>> START Extracted records

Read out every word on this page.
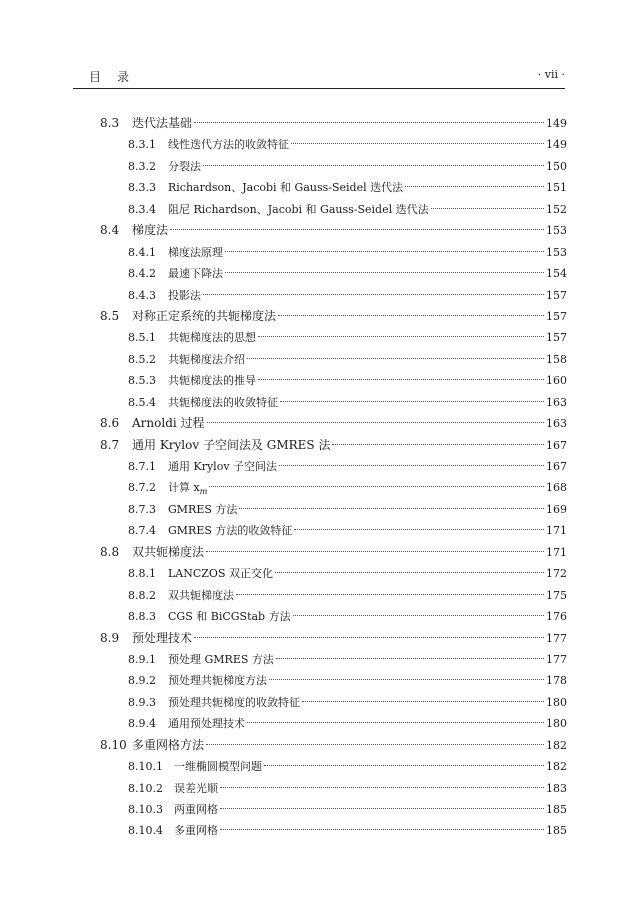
目录	· vii ·
8.3	迭代法基础	149
8.3.1	线性迭代方法的收敛特征	149
8.3.2	分裂法	150
8.3.3	Richardson、Jacobi 和 Gauss-Seidel 迭代法	151
8.3.4	阻尼 Richardson、Jacobi 和 Gauss-Seidel 迭代法	152
8.4	梯度法	153
8.4.1	梯度法原理	153
8.4.2	最速下降法	154
8.4.3	投影法	157
8.5	对称正定系统的共轭梯度法	157
8.5.1	共轭梯度法的思想	157
8.5.2	共轭梯度法介绍	158
8.5.3	共轭梯度法的推导	160
8.5.4	共轭梯度法的收敛特征	163
8.6	Arnoldi 过程	163
8.7	通用 Krylov 子空间法及 GMRES 法	167
8.7.1	通用 Krylov 子空间法	167
8.7.2	计算 $x_m$	168
8.7.3	GMRES 方法	169
8.7.4	GMRES 方法的收敛特征	171
8.8	双共轭梯度法	171
8.8.1	LANCZOS 双正交化	172
8.8.2	双共轭梯度法	175
8.8.3	CGS 和 BiCGStab 方法	176
8.9	预处理技术	177
8.9.1	预处理 GMRES 方法	177
8.9.2	预处理共轭梯度方法	178
8.9.3	预处理共轭梯度的收敛特征	180
8.9.4	通用预处理技术	180
8.10 多重网格方法	182
8.10.1	一维椭圆模型问题	182
8.10.2	误差光顺	183
8.10.3	两重网格	185
8.10.4	多重网格	185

>> END Extracted records

#### Exercise aim:
Copy the listing over exactly, skipping the pictures it holds.

#### Reply:
Read out every word on this page.
目录	· vii ·
8.3	迭代法基础	149
8.3.1	线性迭代方法的收敛特征	149
8.3.2	分裂法	150
8.3.3	Richardson、Jacobi 和 Gauss-Seidel 迭代法	151
8.3.4	阻尼 Richardson、Jacobi 和 Gauss-Seidel 迭代法	152
8.4	梯度法	153
8.4.1	梯度法原理	153
8.4.2	最速下降法	154
8.4.3	投影法	157
8.5	对称正定系统的共轭梯度法	157
8.5.1	共轭梯度法的思想	157
8.5.2	共轭梯度法介绍	158
8.5.3	共轭梯度法的推导	160
8.5.4	共轭梯度法的收敛特征	163
8.6	Arnoldi 过程	163
8.7	通用 Krylov 子空间法及 GMRES 法	167
8.7.1	通用 Krylov 子空间法	167
8.7.2	计算 $x_m$	168
8.7.3	GMRES 方法	169
8.7.4	GMRES 方法的收敛特征	171
8.8	双共轭梯度法	171
8.8.1	LANCZOS 双正交化	172
8.8.2	双共轭梯度法	175
8.8.3	CGS 和 BiCGStab 方法	176
8.9	预处理技术	177
8.9.1	预处理 GMRES 方法	177
8.9.2	预处理共轭梯度方法	178
8.9.3	预处理共轭梯度的收敛特征	180
8.9.4	通用预处理技术	180
8.10 多重网格方法	182
8.10.1	一维椭圆模型问题	182
8.10.2	误差光顺	183
8.10.3	两重网格	185
8.10.4	多重网格	185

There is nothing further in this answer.